_Records supplied:_
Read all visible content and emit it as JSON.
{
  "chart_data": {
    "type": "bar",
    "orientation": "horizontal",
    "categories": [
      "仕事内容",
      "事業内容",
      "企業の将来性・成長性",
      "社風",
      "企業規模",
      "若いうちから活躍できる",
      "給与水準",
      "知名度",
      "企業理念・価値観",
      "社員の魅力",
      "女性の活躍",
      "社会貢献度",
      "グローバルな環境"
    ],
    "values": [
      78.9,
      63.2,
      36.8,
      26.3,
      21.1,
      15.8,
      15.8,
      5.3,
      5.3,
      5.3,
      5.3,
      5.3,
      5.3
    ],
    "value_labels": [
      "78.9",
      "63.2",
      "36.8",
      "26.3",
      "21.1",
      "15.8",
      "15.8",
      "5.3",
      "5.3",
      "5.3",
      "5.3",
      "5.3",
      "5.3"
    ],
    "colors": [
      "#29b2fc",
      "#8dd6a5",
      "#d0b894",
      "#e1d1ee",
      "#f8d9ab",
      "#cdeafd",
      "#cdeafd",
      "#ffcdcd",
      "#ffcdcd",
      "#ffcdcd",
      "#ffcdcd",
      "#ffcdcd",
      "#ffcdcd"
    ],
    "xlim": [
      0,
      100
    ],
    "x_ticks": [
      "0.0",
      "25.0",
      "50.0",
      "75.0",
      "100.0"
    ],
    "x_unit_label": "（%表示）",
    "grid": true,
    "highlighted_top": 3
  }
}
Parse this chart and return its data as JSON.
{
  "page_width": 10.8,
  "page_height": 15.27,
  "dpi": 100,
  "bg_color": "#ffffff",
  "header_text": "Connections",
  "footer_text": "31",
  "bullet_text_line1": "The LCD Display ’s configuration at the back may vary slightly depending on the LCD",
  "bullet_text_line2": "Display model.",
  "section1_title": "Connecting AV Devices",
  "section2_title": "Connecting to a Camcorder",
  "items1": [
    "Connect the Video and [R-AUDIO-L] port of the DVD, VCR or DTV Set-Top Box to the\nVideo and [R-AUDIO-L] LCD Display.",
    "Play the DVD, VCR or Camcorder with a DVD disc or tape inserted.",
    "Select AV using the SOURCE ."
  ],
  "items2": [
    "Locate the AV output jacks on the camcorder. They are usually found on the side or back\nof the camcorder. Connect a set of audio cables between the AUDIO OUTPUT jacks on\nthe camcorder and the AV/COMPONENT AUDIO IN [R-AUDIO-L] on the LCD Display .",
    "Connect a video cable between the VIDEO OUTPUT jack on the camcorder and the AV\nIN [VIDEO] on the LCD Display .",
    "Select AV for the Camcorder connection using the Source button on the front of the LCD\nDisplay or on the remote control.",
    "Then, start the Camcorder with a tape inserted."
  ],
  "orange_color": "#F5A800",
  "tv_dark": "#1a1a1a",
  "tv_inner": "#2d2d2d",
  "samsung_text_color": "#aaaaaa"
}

_Written instruction:_ Write out every entry again exactly, please, with nothing missing.

_Expected answer:_
Read all visible content and emit it as JSON.
{
  "chart_data": {
    "type": "bar",
    "orientation": "horizontal",
    "categories": [
      "仕事内容",
      "事業内容",
      "企業の将来性・成長性",
      "社風",
      "企業規模",
      "若いうちから活躍できる",
      "給与水準",
      "知名度",
      "企業理念・価値観",
      "社員の魅力",
      "女性の活躍",
      "社会貢献度",
      "グローバルな環境"
    ],
    "values": [
      78.9,
      63.2,
      36.8,
      26.3,
      21.1,
      15.8,
      15.8,
      5.3,
      5.3,
      5.3,
      5.3,
      5.3,
      5.3
    ],
    "value_labels": [
      "78.9",
      "63.2",
      "36.8",
      "26.3",
      "21.1",
      "15.8",
      "15.8",
      "5.3",
      "5.3",
      "5.3",
      "5.3",
      "5.3",
      "5.3"
    ],
    "colors": [
      "#29b2fc",
      "#8dd6a5",
      "#d0b894",
      "#e1d1ee",
      "#f8d9ab",
      "#cdeafd",
      "#cdeafd",
      "#ffcdcd",
      "#ffcdcd",
      "#ffcdcd",
      "#ffcdcd",
      "#ffcdcd",
      "#ffcdcd"
    ],
    "xlim": [
      0,
      100
    ],
    "x_ticks": [
      "0.0",
      "25.0",
      "50.0",
      "75.0",
      "100.0"
    ],
    "x_unit_label": "（%表示）",
    "grid": true,
    "highlighted_top": 3
  }
}
Parse this chart and return its data as JSON.
{
  "page_width": 10.8,
  "page_height": 15.27,
  "dpi": 100,
  "bg_color": "#ffffff",
  "header_text": "Connections",
  "footer_text": "31",
  "bullet_text_line1": "The LCD Display ’s configuration at the back may vary slightly depending on the LCD",
  "bullet_text_line2": "Display model.",
  "section1_title": "Connecting AV Devices",
  "section2_title": "Connecting to a Camcorder",
  "items1": [
    "Connect the Video and [R-AUDIO-L] port of the DVD, VCR or DTV Set-Top Box to the\nVideo and [R-AUDIO-L] LCD Display.",
    "Play the DVD, VCR or Camcorder with a DVD disc or tape inserted.",
    "Select AV using the SOURCE ."
  ],
  "items2": [
    "Locate the AV output jacks on the camcorder. They are usually found on the side or back\nof the camcorder. Connect a set of audio cables between the AUDIO OUTPUT jacks on\nthe camcorder and the AV/COMPONENT AUDIO IN [R-AUDIO-L] on the LCD Display .",
    "Connect a video cable between the VIDEO OUTPUT jack on the camcorder and the AV\nIN [VIDEO] on the LCD Display .",
    "Select AV for the Camcorder connection using the Source button on the front of the LCD\nDisplay or on the remote control.",
    "Then, start the Camcorder with a tape inserted."
  ],
  "orange_color": "#F5A800",
  "tv_dark": "#1a1a1a",
  "tv_inner": "#2d2d2d",
  "samsung_text_color": "#aaaaaa"
}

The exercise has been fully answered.